_Short task_: Collect all the lines that mention the word "Make".

_Materials provided_:
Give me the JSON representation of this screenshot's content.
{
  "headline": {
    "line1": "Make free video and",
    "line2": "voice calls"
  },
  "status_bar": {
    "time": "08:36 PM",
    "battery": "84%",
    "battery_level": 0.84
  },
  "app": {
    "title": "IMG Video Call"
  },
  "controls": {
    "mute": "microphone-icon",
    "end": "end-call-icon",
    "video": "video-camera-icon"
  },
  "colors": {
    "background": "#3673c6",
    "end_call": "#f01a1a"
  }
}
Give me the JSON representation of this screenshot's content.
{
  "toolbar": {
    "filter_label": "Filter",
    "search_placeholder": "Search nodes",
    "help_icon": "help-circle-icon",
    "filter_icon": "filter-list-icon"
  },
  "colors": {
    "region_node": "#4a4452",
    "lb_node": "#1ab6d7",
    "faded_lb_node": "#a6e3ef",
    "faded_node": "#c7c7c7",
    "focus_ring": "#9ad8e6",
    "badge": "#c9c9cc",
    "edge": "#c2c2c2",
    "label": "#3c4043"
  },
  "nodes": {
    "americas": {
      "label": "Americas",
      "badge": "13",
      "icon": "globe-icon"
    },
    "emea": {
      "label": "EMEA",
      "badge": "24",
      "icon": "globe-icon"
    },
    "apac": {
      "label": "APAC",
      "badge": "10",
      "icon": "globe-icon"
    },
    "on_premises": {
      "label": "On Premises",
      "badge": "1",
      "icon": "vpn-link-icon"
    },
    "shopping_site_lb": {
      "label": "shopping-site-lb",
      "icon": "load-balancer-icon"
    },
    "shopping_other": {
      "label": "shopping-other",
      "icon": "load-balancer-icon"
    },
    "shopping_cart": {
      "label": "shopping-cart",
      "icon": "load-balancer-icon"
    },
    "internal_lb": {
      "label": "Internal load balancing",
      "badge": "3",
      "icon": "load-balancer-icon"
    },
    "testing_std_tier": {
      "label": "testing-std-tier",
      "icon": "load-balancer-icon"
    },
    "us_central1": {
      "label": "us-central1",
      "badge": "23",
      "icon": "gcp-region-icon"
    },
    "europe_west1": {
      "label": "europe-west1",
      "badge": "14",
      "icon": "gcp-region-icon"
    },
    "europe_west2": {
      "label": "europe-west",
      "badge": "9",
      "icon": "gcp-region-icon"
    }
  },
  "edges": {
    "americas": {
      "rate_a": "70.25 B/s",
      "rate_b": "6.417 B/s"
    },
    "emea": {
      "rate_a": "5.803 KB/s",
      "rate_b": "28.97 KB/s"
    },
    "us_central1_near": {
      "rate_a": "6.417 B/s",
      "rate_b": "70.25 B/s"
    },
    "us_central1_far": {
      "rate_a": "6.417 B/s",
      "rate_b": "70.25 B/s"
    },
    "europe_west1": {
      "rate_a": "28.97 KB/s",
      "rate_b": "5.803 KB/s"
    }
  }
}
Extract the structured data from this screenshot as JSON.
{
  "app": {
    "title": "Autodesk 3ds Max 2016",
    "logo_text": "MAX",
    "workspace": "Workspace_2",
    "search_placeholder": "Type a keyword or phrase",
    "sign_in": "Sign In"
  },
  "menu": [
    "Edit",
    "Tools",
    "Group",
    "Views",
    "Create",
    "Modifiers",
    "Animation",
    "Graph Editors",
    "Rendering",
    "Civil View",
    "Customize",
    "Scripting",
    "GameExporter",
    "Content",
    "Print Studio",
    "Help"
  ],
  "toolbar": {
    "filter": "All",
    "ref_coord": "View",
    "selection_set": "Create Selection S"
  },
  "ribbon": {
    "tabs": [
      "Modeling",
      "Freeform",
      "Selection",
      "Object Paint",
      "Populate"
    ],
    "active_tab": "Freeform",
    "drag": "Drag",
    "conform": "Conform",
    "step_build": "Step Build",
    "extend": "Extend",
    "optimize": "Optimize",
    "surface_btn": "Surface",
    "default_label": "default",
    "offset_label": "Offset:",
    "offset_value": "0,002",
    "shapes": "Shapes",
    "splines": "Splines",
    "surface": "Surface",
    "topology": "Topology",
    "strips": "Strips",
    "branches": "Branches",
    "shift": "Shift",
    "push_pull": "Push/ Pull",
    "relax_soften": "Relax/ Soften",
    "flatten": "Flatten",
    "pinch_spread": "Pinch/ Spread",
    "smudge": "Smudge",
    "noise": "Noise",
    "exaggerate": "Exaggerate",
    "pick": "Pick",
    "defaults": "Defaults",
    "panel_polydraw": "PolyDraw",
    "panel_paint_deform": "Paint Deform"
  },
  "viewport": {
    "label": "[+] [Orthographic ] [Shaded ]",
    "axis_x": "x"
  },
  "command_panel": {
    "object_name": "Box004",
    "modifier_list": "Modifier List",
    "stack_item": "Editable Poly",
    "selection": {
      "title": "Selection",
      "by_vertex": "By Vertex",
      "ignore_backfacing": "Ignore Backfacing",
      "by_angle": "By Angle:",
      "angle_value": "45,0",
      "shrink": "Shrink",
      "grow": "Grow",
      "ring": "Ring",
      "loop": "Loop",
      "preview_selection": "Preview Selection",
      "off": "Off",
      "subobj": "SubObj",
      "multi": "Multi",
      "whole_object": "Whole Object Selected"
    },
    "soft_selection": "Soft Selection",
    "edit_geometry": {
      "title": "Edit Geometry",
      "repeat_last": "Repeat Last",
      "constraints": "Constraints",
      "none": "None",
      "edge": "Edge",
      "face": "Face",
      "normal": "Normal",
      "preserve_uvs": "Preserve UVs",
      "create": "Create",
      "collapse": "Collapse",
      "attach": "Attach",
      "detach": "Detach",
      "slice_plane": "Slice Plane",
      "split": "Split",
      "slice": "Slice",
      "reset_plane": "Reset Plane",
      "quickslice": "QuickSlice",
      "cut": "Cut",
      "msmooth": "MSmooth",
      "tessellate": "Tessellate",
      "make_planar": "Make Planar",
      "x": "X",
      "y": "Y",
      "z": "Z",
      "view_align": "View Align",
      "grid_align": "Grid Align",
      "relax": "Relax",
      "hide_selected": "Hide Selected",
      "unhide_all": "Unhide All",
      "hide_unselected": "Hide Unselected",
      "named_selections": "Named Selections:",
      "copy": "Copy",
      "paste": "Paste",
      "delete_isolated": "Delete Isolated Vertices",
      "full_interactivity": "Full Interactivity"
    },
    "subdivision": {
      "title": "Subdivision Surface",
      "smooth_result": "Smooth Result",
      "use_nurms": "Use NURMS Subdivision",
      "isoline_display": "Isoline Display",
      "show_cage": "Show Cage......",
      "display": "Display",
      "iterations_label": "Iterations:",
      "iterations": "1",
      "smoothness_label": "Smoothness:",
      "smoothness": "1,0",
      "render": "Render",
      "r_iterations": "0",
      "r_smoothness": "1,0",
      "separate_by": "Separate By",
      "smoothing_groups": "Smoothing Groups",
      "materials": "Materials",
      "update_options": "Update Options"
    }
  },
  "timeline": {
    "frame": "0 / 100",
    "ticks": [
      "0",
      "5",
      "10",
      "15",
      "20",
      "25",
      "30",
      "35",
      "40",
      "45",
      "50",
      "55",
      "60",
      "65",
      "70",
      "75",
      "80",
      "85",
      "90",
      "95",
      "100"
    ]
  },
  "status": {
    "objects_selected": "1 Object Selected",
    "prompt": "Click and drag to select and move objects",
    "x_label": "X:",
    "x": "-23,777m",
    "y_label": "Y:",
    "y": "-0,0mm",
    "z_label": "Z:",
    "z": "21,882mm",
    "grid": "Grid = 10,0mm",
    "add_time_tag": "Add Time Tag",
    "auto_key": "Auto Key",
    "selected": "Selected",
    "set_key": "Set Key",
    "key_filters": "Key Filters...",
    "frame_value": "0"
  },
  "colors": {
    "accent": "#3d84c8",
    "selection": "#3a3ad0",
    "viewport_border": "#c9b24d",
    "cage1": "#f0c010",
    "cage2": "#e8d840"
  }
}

_Completed exercise_:
    "line1": "Make free video and",
      "make_planar": "Make Planar",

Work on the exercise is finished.